### WHAT IS BEING ASKED
Transcribe all the records with complete accuracy.

☆ ☆ ☆ ☆

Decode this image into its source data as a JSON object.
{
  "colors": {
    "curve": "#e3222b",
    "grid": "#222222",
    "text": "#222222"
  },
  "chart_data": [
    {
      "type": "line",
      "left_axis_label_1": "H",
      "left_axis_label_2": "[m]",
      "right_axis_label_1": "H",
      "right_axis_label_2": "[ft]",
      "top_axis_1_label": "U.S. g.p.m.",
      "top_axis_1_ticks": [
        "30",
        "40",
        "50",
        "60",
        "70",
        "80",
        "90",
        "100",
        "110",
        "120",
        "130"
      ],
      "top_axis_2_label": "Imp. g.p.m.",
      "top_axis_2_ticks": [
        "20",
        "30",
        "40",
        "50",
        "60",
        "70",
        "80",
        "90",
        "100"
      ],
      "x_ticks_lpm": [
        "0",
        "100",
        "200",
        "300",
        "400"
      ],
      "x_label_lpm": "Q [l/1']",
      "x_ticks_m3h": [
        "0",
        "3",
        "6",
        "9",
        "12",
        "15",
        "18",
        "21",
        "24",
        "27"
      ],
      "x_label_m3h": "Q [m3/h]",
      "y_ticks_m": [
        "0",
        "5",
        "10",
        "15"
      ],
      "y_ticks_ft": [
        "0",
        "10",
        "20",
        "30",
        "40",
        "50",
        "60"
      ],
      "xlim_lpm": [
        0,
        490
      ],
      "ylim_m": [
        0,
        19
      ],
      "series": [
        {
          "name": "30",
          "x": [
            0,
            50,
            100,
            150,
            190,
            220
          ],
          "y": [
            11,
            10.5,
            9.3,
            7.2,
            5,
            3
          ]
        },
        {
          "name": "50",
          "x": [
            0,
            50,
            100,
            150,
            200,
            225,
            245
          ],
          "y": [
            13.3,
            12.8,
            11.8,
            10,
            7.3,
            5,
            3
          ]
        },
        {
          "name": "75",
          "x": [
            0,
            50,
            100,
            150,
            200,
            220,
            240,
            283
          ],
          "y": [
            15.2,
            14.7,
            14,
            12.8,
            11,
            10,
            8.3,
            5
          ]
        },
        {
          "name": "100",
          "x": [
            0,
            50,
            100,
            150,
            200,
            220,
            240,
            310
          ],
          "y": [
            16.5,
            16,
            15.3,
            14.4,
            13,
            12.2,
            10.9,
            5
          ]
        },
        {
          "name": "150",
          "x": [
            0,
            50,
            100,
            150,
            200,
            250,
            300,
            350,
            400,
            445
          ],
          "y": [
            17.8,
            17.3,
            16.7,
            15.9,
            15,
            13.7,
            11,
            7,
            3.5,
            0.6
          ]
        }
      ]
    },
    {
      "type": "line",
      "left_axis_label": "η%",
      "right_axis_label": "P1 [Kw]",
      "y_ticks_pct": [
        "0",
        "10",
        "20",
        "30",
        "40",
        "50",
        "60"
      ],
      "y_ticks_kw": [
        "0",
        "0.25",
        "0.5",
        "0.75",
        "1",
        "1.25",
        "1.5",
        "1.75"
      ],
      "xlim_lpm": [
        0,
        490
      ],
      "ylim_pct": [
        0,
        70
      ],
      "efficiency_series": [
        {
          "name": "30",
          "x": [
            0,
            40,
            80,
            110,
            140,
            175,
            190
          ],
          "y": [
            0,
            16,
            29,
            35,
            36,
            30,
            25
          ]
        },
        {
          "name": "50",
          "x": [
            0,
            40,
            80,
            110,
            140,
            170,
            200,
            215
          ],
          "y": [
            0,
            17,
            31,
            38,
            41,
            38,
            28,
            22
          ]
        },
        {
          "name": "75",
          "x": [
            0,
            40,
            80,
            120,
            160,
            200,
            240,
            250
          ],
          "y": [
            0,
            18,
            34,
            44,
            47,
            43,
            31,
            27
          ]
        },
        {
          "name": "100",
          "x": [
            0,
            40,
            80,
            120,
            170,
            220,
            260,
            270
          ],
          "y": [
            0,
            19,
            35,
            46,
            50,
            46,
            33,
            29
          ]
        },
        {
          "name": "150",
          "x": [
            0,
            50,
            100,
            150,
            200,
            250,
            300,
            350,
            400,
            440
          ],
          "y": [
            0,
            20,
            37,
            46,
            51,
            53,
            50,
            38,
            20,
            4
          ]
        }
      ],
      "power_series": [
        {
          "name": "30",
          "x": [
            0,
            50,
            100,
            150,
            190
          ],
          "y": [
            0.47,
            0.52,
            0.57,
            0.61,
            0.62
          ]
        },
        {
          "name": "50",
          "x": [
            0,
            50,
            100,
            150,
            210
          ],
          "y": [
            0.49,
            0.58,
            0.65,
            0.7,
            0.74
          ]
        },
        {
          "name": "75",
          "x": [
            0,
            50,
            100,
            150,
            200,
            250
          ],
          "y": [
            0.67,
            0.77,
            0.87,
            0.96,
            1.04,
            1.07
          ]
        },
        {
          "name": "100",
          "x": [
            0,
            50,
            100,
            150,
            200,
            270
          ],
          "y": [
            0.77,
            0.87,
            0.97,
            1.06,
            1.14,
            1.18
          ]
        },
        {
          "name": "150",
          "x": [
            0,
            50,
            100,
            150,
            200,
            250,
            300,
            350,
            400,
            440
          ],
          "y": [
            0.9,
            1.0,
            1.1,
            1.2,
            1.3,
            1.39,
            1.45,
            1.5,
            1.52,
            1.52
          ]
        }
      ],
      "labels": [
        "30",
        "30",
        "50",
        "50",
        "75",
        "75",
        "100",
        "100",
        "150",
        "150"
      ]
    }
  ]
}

☆ ☆ ☆ ☆

### RESULT FOR THIS EXERCISE
Decode this image into its source data as a JSON object.
{
  "colors": {
    "curve": "#e3222b",
    "grid": "#222222",
    "text": "#222222"
  },
  "chart_data": [
    {
      "type": "line",
      "left_axis_label_1": "H",
      "left_axis_label_2": "[m]",
      "right_axis_label_1": "H",
      "right_axis_label_2": "[ft]",
      "top_axis_1_label": "U.S. g.p.m.",
      "top_axis_1_ticks": [
        "30",
        "40",
        "50",
        "60",
        "70",
        "80",
        "90",
        "100",
        "110",
        "120",
        "130"
      ],
      "top_axis_2_label": "Imp. g.p.m.",
      "top_axis_2_ticks": [
        "20",
        "30",
        "40",
        "50",
        "60",
        "70",
        "80",
        "90",
        "100"
      ],
      "x_ticks_lpm": [
        "0",
        "100",
        "200",
        "300",
        "400"
      ],
      "x_label_lpm": "Q [l/1']",
      "x_ticks_m3h": [
        "0",
        "3",
        "6",
        "9",
        "12",
        "15",
        "18",
        "21",
        "24",
        "27"
      ],
      "x_label_m3h": "Q [m3/h]",
      "y_ticks_m": [
        "0",
        "5",
        "10",
        "15"
      ],
      "y_ticks_ft": [
        "0",
        "10",
        "20",
        "30",
        "40",
        "50",
        "60"
      ],
      "xlim_lpm": [
        0,
        490
      ],
      "ylim_m": [
        0,
        19
      ],
      "series": [
        {
          "name": "30",
          "x": [
            0,
            50,
            100,
            150,
            190,
            220
          ],
          "y": [
            11,
            10.5,
            9.3,
            7.2,
            5,
            3
          ]
        },
        {
          "name": "50",
          "x": [
            0,
            50,
            100,
            150,
            200,
            225,
            245
          ],
          "y": [
            13.3,
            12.8,
            11.8,
            10,
            7.3,
            5,
            3
          ]
        },
        {
          "name": "75",
          "x": [
            0,
            50,
            100,
            150,
            200,
            220,
            240,
            283
          ],
          "y": [
            15.2,
            14.7,
            14,
            12.8,
            11,
            10,
            8.3,
            5
          ]
        },
        {
          "name": "100",
          "x": [
            0,
            50,
            100,
            150,
            200,
            220,
            240,
            310
          ],
          "y": [
            16.5,
            16,
            15.3,
            14.4,
            13,
            12.2,
            10.9,
            5
          ]
        },
        {
          "name": "150",
          "x": [
            0,
            50,
            100,
            150,
            200,
            250,
            300,
            350,
            400,
            445
          ],
          "y": [
            17.8,
            17.3,
            16.7,
            15.9,
            15,
            13.7,
            11,
            7,
            3.5,
            0.6
          ]
        }
      ]
    },
    {
      "type": "line",
      "left_axis_label": "η%",
      "right_axis_label": "P1 [Kw]",
      "y_ticks_pct": [
        "0",
        "10",
        "20",
        "30",
        "40",
        "50",
        "60"
      ],
      "y_ticks_kw": [
        "0",
        "0.25",
        "0.5",
        "0.75",
        "1",
        "1.25",
        "1.5",
        "1.75"
      ],
      "xlim_lpm": [
        0,
        490
      ],
      "ylim_pct": [
        0,
        70
      ],
      "efficiency_series": [
        {
          "name": "30",
          "x": [
            0,
            40,
            80,
            110,
            140,
            175,
            190
          ],
          "y": [
            0,
            16,
            29,
            35,
            36,
            30,
            25
          ]
        },
        {
          "name": "50",
          "x": [
            0,
            40,
            80,
            110,
            140,
            170,
            200,
            215
          ],
          "y": [
            0,
            17,
            31,
            38,
            41,
            38,
            28,
            22
          ]
        },
        {
          "name": "75",
          "x": [
            0,
            40,
            80,
            120,
            160,
            200,
            240,
            250
          ],
          "y": [
            0,
            18,
            34,
            44,
            47,
            43,
            31,
            27
          ]
        },
        {
          "name": "100",
          "x": [
            0,
            40,
            80,
            120,
            170,
            220,
            260,
            270
          ],
          "y": [
            0,
            19,
            35,
            46,
            50,
            46,
            33,
            29
          ]
        },
        {
          "name": "150",
          "x": [
            0,
            50,
            100,
            150,
            200,
            250,
            300,
            350,
            400,
            440
          ],
          "y": [
            0,
            20,
            37,
            46,
            51,
            53,
            50,
            38,
            20,
            4
          ]
        }
      ],
      "power_series": [
        {
          "name": "30",
          "x": [
            0,
            50,
            100,
            150,
            190
          ],
          "y": [
            0.47,
            0.52,
            0.57,
            0.61,
            0.62
          ]
        },
        {
          "name": "50",
          "x": [
            0,
            50,
            100,
            150,
            210
          ],
          "y": [
            0.49,
            0.58,
            0.65,
            0.7,
            0.74
          ]
        },
        {
          "name": "75",
          "x": [
            0,
            50,
            100,
            150,
            200,
            250
          ],
          "y": [
            0.67,
            0.77,
            0.87,
            0.96,
            1.04,
            1.07
          ]
        },
        {
          "name": "100",
          "x": [
            0,
            50,
            100,
            150,
            200,
            270
          ],
          "y": [
            0.77,
            0.87,
            0.97,
            1.06,
            1.14,
            1.18
          ]
        },
        {
          "name": "150",
          "x": [
            0,
            50,
            100,
            150,
            200,
            250,
            300,
            350,
            400,
            440
          ],
          "y": [
            0.9,
            1.0,
            1.1,
            1.2,
            1.3,
            1.39,
            1.45,
            1.5,
            1.52,
            1.52
          ]
        }
      ],
      "labels": [
        "30",
        "30",
        "50",
        "50",
        "75",
        "75",
        "100",
        "100",
        "150",
        "150"
      ]
    }
  ]
}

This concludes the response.